Stated exercise
Track down the lines that contain "trough" and copy them.

:: Data shown

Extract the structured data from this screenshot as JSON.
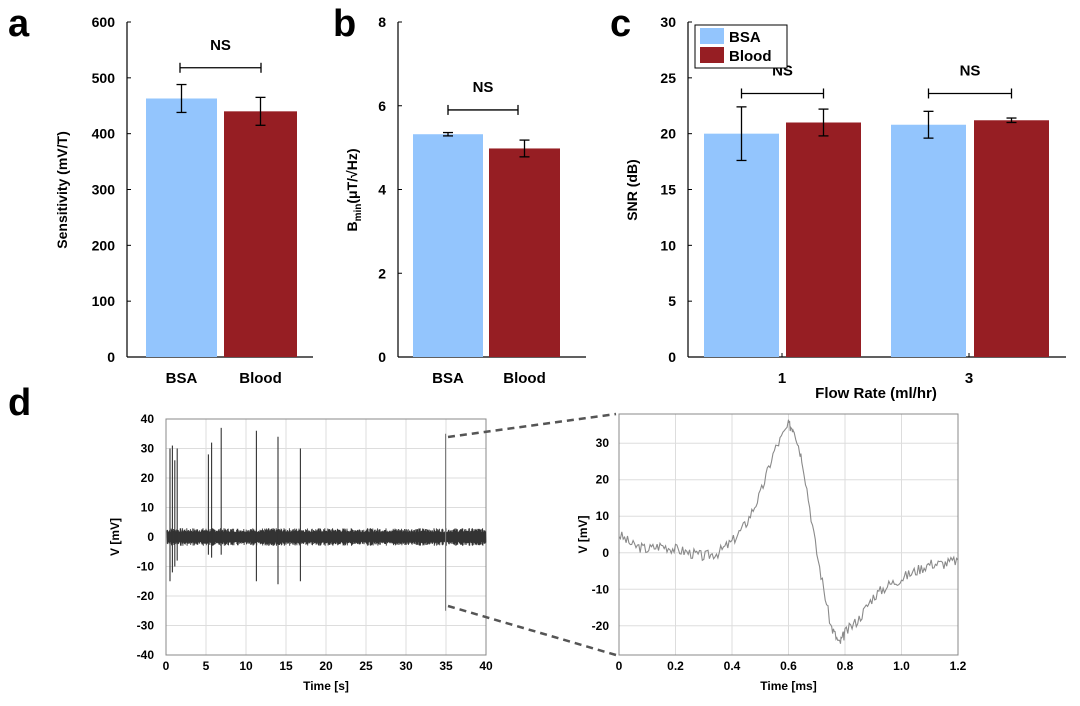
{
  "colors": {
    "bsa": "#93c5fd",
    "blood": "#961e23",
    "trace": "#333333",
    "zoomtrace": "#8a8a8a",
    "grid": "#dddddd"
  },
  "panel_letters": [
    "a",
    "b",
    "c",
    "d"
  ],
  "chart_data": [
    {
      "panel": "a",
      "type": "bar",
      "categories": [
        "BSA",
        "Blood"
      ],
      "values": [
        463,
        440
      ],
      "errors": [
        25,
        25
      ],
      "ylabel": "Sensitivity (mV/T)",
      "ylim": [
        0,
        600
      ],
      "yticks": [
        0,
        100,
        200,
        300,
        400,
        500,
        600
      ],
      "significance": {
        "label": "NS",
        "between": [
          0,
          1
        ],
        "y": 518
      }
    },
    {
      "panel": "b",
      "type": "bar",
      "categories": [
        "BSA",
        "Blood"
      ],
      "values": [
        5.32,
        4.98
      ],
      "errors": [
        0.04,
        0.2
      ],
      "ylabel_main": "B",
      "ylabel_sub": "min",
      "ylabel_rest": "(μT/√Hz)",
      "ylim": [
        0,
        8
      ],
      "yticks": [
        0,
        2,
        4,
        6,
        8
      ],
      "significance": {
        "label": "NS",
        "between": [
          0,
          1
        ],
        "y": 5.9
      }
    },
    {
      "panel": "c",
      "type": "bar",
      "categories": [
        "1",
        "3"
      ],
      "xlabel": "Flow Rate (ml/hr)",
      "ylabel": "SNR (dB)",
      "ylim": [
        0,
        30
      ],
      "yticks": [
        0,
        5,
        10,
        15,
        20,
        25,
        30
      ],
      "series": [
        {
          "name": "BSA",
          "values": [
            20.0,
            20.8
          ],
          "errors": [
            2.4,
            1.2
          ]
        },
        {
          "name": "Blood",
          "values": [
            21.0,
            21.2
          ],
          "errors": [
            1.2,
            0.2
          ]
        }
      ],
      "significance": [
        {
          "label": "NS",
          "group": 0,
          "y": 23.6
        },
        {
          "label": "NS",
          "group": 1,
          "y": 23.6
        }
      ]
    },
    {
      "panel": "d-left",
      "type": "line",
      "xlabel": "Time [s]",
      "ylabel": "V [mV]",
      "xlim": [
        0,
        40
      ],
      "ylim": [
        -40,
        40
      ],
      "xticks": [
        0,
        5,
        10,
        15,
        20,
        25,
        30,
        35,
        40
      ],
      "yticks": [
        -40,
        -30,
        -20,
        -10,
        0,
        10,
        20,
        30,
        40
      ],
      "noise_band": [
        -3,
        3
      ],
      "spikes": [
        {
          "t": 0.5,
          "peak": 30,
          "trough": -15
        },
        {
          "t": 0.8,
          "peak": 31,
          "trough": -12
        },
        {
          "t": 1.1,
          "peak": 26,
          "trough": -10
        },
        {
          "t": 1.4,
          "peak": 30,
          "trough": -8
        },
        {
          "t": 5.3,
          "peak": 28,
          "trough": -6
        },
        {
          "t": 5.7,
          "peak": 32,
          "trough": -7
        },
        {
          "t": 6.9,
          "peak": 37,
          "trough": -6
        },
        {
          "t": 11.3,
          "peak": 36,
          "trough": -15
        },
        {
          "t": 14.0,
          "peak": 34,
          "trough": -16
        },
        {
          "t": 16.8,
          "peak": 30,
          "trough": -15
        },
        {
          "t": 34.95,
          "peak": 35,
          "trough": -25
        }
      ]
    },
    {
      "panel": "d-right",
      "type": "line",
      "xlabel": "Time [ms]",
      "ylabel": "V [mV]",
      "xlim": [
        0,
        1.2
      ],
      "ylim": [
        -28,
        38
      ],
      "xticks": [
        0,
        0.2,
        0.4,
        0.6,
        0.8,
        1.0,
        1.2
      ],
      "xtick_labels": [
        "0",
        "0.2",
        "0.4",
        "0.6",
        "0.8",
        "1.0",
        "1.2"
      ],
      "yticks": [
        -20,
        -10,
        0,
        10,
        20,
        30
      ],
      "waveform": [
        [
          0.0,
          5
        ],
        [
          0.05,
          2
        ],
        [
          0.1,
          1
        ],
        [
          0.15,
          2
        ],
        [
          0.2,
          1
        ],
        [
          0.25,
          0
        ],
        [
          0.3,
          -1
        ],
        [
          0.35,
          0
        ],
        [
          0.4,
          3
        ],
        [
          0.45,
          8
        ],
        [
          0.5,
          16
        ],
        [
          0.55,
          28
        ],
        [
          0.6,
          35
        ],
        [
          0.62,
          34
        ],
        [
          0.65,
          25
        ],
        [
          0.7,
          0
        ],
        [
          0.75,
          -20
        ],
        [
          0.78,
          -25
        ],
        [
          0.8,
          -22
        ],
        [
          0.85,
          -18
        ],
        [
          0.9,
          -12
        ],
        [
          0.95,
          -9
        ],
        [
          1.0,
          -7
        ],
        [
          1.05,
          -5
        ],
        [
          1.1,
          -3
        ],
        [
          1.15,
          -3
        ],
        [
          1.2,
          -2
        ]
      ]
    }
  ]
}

::::
:: Data shown

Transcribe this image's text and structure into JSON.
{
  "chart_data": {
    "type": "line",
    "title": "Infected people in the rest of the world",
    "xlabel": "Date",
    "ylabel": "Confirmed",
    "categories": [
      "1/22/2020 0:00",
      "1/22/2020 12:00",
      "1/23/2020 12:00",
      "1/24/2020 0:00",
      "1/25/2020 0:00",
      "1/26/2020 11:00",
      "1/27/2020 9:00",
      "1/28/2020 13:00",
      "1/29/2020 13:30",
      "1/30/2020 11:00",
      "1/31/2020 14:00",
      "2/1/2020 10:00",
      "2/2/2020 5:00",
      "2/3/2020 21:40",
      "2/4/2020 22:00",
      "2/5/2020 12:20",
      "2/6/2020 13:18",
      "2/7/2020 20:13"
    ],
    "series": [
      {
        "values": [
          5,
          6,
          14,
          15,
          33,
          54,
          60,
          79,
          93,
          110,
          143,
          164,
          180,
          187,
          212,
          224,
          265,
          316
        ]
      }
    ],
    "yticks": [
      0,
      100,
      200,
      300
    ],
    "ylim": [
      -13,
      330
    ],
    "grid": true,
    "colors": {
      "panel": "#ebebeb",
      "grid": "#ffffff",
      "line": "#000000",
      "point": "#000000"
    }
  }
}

::::

Exercise output
          "trough": -15
          "trough": -12
          "trough": -10
          "trough": -8
          "trough": -6
          "trough": -7
          "trough": -6
          "trough": -15
          "trough": -16
          "trough": -15
          "trough": -25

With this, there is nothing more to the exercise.